### Exercise requirements
Copy out every line that contains "BUILDINGA".
───── Dataset rows ─────
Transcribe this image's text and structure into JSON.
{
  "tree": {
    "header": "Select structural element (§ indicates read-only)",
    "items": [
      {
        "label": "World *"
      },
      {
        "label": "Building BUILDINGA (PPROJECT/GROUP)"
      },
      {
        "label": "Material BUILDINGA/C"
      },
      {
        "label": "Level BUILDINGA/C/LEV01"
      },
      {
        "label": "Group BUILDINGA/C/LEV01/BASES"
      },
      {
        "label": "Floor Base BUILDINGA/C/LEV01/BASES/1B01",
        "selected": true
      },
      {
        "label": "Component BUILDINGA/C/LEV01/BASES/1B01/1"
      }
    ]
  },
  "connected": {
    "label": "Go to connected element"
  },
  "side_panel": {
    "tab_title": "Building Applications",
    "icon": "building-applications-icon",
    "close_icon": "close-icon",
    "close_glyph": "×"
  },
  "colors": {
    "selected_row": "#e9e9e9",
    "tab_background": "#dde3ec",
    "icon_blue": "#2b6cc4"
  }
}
─────
### Exercise result
        "label": "Building BUILDINGA (PPROJECT/GROUP)"
        "label": "Material BUILDINGA/C"
        "label": "Level BUILDINGA/C/LEV01"
        "label": "Group BUILDINGA/C/LEV01/BASES"
        "label": "Floor Base BUILDINGA/C/LEV01/BASES/1B01",
        "label": "Component BUILDINGA/C/LEV01/BASES/1B01/1"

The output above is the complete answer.